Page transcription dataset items

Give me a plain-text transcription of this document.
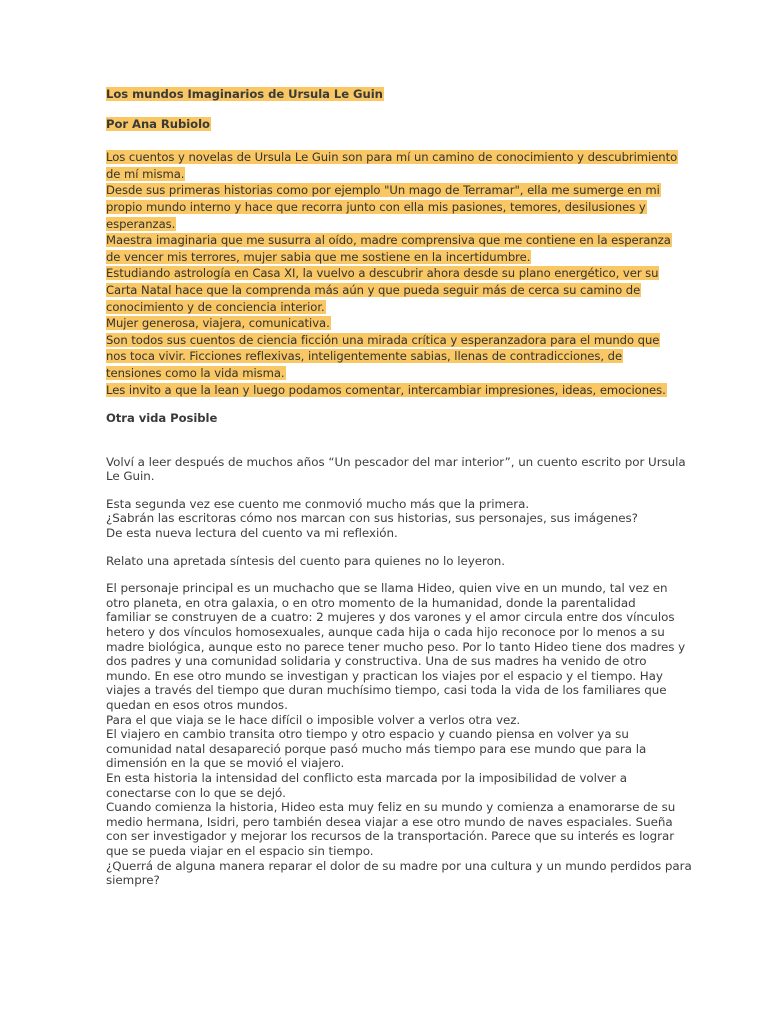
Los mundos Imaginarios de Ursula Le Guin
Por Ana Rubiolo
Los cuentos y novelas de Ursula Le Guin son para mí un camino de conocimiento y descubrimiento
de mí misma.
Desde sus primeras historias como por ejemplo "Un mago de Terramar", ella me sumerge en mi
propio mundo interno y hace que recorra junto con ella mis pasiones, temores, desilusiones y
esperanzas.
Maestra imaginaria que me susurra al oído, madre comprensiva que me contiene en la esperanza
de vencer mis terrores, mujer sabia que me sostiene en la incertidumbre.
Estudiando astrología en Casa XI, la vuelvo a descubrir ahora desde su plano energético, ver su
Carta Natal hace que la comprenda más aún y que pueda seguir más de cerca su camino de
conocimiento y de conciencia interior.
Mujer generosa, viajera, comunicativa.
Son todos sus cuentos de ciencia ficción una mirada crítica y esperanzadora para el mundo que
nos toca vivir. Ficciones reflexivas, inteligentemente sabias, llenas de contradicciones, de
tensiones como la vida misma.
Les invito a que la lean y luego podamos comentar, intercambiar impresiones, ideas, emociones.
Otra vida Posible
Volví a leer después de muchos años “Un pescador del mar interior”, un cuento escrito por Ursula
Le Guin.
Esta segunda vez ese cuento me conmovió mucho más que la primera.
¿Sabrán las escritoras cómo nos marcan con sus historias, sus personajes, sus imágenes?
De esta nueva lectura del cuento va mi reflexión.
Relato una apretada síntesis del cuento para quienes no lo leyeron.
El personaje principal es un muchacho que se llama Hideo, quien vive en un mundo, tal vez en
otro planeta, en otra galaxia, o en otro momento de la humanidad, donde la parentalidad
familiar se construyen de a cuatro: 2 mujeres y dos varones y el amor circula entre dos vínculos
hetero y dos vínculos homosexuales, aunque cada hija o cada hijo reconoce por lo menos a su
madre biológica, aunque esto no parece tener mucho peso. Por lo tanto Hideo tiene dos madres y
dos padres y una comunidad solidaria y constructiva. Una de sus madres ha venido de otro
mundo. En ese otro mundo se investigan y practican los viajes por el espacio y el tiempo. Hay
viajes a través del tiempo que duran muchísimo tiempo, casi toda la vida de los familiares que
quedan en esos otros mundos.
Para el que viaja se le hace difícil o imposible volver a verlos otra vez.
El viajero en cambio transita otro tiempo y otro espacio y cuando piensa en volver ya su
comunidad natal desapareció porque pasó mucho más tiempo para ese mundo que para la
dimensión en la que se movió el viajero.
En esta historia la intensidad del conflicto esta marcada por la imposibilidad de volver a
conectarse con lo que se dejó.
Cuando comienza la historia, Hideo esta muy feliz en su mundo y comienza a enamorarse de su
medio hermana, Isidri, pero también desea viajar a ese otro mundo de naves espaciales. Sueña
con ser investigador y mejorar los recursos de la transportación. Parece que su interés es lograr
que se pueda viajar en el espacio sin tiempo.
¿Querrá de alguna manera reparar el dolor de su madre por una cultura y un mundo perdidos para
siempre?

* * *

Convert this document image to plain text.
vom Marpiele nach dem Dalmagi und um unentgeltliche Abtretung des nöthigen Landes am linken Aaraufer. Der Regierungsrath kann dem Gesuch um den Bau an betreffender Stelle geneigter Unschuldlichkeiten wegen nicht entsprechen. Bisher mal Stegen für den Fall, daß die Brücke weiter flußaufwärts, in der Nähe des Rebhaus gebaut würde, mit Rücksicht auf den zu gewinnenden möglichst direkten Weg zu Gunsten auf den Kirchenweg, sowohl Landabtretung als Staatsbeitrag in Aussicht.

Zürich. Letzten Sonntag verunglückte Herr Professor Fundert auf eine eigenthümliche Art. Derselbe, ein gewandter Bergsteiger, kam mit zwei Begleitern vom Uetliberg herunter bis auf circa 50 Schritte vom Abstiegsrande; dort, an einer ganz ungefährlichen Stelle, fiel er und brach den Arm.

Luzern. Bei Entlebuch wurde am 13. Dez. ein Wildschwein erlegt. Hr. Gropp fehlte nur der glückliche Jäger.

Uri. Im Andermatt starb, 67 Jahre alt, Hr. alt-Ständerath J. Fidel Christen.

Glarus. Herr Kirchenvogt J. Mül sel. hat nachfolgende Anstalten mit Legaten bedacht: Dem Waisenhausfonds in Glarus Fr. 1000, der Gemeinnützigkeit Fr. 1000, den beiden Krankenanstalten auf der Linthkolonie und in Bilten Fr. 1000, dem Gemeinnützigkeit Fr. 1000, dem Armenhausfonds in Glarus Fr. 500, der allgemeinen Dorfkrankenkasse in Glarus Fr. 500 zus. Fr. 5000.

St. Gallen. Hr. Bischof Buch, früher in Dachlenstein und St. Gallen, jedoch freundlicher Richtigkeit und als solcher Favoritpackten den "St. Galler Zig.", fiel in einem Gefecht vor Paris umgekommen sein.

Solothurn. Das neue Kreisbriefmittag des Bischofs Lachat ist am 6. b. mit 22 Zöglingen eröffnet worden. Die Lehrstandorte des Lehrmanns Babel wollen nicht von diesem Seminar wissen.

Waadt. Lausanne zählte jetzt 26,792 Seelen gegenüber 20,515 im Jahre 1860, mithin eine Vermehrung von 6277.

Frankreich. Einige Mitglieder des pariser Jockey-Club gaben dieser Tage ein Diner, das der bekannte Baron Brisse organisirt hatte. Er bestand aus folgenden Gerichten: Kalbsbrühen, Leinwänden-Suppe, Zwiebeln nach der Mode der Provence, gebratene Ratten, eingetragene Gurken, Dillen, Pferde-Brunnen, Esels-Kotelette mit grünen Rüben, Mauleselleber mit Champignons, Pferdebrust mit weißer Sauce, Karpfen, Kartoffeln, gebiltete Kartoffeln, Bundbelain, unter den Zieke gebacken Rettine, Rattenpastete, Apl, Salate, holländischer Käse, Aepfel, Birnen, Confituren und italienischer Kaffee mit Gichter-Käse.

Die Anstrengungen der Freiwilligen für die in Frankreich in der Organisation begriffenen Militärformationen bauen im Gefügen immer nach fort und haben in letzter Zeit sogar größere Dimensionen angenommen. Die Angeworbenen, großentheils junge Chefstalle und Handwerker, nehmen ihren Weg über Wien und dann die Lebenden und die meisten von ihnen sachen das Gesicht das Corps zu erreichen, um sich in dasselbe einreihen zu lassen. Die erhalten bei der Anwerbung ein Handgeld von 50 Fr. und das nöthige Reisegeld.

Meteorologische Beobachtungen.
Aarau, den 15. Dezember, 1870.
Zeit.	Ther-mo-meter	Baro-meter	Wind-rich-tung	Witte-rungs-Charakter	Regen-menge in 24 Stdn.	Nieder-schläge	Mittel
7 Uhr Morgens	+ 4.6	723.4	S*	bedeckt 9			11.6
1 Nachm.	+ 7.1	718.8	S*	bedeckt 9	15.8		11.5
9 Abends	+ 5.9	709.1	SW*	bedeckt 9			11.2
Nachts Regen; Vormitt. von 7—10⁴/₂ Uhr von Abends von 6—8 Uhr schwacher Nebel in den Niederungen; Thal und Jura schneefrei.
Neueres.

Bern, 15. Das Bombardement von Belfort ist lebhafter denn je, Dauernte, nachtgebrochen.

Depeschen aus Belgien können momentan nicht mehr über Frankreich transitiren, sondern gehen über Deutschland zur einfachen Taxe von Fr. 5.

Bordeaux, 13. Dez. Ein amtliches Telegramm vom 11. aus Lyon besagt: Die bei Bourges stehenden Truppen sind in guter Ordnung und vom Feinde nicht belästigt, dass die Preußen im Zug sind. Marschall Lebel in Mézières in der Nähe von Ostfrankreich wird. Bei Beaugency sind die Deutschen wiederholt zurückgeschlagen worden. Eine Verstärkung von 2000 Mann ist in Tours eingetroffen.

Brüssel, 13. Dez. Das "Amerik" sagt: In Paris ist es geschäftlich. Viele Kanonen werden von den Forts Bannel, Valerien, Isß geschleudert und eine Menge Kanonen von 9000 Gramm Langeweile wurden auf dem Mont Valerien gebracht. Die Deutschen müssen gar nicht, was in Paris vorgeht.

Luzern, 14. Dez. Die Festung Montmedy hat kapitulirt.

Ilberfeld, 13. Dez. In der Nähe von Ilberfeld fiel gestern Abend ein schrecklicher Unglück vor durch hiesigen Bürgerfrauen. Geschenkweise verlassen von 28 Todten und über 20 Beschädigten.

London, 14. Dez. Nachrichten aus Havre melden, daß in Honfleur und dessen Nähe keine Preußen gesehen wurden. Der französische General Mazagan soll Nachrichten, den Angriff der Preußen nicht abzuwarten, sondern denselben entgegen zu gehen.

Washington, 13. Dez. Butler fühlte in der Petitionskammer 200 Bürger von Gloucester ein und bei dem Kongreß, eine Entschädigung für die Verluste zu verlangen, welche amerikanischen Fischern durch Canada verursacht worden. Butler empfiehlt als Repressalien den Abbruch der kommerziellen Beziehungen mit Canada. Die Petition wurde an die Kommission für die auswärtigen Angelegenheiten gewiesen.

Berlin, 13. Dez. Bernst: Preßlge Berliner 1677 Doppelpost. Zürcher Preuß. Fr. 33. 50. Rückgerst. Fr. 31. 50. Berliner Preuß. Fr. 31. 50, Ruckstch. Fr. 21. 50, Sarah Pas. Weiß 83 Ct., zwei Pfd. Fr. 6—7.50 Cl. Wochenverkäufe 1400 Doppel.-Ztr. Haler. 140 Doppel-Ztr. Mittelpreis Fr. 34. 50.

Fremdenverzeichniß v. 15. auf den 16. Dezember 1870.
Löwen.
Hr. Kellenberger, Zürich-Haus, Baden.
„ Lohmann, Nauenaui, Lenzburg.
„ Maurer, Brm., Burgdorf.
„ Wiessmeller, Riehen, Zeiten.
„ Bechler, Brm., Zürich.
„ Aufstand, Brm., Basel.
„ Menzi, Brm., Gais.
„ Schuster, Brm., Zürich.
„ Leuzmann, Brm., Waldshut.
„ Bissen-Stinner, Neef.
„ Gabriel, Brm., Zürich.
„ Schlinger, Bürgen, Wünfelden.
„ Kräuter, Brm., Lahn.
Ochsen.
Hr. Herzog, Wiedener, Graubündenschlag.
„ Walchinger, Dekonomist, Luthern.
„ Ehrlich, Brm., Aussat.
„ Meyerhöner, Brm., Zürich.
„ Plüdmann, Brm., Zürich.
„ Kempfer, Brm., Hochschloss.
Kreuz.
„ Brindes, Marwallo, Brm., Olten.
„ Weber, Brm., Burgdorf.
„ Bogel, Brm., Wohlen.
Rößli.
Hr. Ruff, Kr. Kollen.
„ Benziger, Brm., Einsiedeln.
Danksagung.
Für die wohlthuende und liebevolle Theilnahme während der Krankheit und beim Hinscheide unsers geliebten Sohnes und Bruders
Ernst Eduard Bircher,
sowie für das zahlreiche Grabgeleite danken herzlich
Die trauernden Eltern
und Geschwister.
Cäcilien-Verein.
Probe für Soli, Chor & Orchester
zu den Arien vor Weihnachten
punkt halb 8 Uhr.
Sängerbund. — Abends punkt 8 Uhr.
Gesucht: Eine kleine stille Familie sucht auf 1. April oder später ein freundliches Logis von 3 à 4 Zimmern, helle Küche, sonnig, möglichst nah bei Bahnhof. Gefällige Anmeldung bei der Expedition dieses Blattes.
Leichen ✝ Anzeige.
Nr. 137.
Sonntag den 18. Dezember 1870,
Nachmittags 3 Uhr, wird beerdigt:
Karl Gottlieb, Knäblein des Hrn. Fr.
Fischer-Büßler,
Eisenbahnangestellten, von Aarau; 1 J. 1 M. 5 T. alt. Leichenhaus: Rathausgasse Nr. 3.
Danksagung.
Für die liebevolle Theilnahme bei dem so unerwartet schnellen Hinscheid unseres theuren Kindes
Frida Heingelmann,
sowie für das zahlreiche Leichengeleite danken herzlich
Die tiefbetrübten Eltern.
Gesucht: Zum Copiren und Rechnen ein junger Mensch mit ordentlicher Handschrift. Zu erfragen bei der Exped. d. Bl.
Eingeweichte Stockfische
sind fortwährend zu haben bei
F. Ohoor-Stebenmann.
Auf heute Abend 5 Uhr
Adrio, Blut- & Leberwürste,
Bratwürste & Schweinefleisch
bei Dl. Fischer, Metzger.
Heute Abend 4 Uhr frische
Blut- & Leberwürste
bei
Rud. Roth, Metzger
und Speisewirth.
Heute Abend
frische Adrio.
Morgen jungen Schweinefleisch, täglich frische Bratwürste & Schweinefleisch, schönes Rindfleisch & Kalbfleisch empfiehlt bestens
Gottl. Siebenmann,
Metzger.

— WHAT IS BEING ASKED —
The expected answer is every line in the data above that carries the string "liebevolle".

— ANSWER TO THIS TASK —
Für die wohlthuende und liebevolle Theilnahme während der Krankheit und beim Hinscheide unsers geliebten Sohnes und Bruders
Für die liebevolle Theilnahme bei dem so unerwartet schnellen Hinscheid unseres theuren Kindes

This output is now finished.